Requirements
Copy the data exactly as it appears, and do not include any pictures.
== Material provided ==
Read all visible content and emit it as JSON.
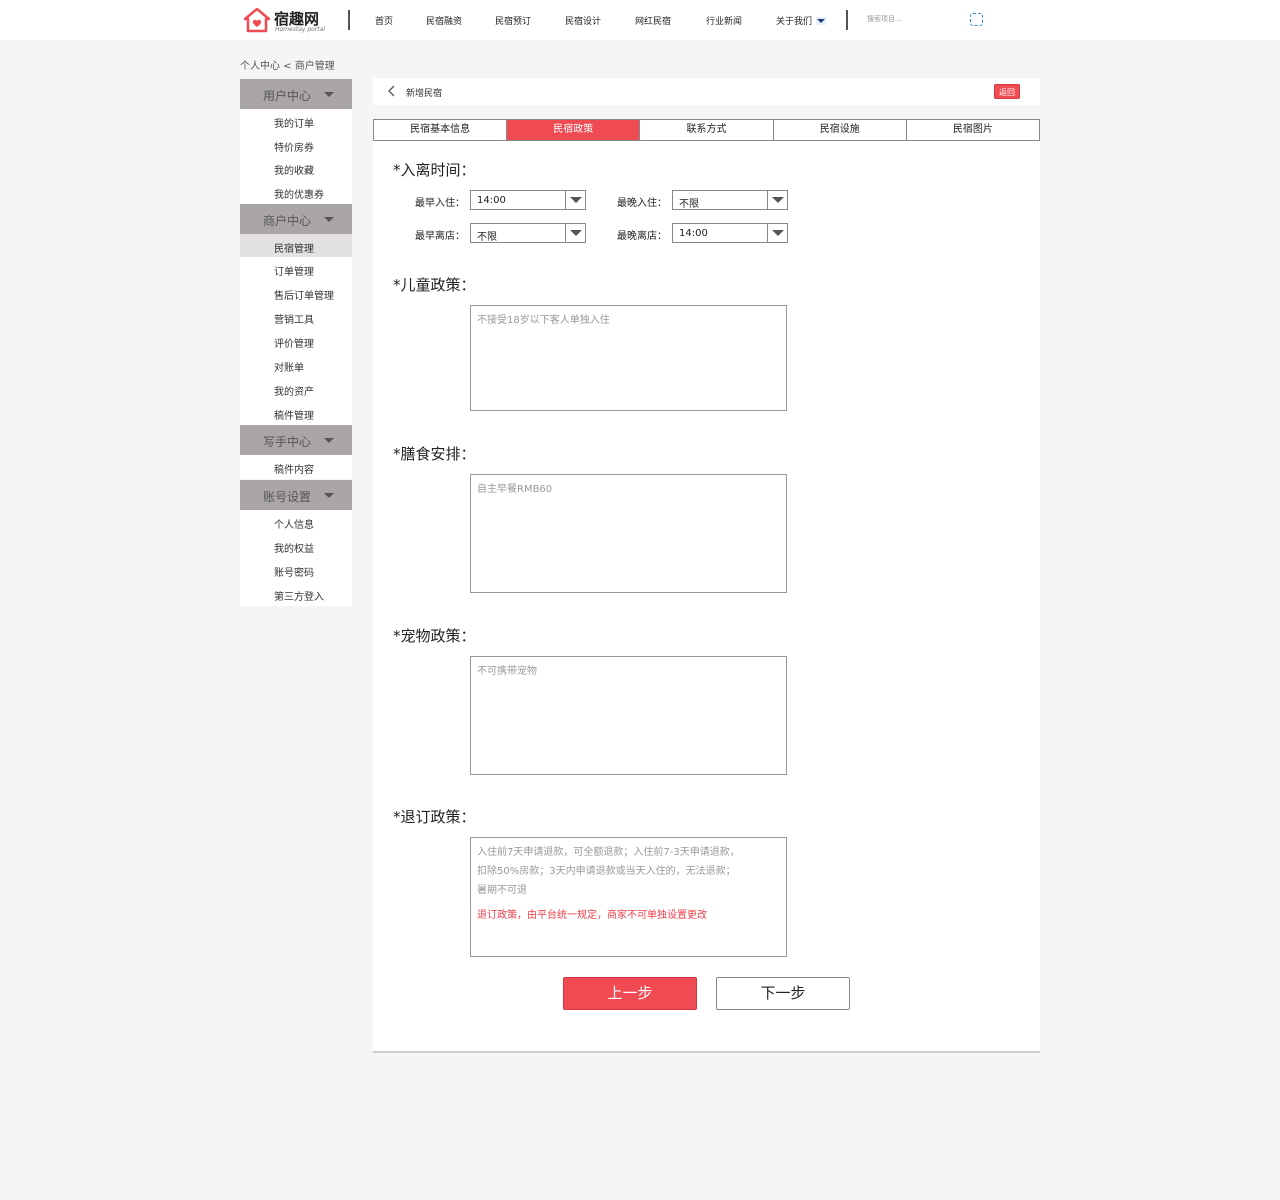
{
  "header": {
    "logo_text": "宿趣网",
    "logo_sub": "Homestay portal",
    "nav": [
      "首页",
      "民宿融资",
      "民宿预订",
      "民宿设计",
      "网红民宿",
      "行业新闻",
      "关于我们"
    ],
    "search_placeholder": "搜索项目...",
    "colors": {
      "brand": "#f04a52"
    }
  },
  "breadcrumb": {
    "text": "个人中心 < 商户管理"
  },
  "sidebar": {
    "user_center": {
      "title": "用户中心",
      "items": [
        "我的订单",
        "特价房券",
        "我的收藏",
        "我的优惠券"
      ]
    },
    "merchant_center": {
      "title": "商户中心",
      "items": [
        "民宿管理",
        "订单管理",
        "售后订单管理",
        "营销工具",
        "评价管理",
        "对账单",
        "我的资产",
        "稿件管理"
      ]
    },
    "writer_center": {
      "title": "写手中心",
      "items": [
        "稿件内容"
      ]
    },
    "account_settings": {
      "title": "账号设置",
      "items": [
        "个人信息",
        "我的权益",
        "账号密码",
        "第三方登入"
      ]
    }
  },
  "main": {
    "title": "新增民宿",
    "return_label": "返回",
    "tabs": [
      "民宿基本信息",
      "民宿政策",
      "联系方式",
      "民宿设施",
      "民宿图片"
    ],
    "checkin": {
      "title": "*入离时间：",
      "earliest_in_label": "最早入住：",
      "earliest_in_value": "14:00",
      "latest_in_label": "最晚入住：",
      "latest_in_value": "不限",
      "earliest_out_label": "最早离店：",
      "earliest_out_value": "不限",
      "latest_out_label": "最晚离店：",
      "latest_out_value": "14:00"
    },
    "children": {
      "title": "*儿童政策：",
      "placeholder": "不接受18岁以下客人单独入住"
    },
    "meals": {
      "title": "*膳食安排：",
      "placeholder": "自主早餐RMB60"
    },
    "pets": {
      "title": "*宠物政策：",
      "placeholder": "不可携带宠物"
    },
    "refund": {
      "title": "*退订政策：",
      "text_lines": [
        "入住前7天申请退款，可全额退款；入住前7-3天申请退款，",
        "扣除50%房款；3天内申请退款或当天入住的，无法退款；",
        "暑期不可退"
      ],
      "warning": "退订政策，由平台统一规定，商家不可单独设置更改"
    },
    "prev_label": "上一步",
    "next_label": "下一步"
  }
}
===
Task result
Read all visible content and emit it as JSON.
{
  "header": {
    "logo_text": "宿趣网",
    "logo_sub": "Homestay portal",
    "nav": [
      "首页",
      "民宿融资",
      "民宿预订",
      "民宿设计",
      "网红民宿",
      "行业新闻",
      "关于我们"
    ],
    "search_placeholder": "搜索项目...",
    "colors": {
      "brand": "#f04a52"
    }
  },
  "breadcrumb": {
    "text": "个人中心 < 商户管理"
  },
  "sidebar": {
    "user_center": {
      "title": "用户中心",
      "items": [
        "我的订单",
        "特价房券",
        "我的收藏",
        "我的优惠券"
      ]
    },
    "merchant_center": {
      "title": "商户中心",
      "items": [
        "民宿管理",
        "订单管理",
        "售后订单管理",
        "营销工具",
        "评价管理",
        "对账单",
        "我的资产",
        "稿件管理"
      ]
    },
    "writer_center": {
      "title": "写手中心",
      "items": [
        "稿件内容"
      ]
    },
    "account_settings": {
      "title": "账号设置",
      "items": [
        "个人信息",
        "我的权益",
        "账号密码",
        "第三方登入"
      ]
    }
  },
  "main": {
    "title": "新增民宿",
    "return_label": "返回",
    "tabs": [
      "民宿基本信息",
      "民宿政策",
      "联系方式",
      "民宿设施",
      "民宿图片"
    ],
    "checkin": {
      "title": "*入离时间：",
      "earliest_in_label": "最早入住：",
      "earliest_in_value": "14:00",
      "latest_in_label": "最晚入住：",
      "latest_in_value": "不限",
      "earliest_out_label": "最早离店：",
      "earliest_out_value": "不限",
      "latest_out_label": "最晚离店：",
      "latest_out_value": "14:00"
    },
    "children": {
      "title": "*儿童政策：",
      "placeholder": "不接受18岁以下客人单独入住"
    },
    "meals": {
      "title": "*膳食安排：",
      "placeholder": "自主早餐RMB60"
    },
    "pets": {
      "title": "*宠物政策：",
      "placeholder": "不可携带宠物"
    },
    "refund": {
      "title": "*退订政策：",
      "text_lines": [
        "入住前7天申请退款，可全额退款；入住前7-3天申请退款，",
        "扣除50%房款；3天内申请退款或当天入住的，无法退款；",
        "暑期不可退"
      ],
      "warning": "退订政策，由平台统一规定，商家不可单独设置更改"
    },
    "prev_label": "上一步",
    "next_label": "下一步"
  }
}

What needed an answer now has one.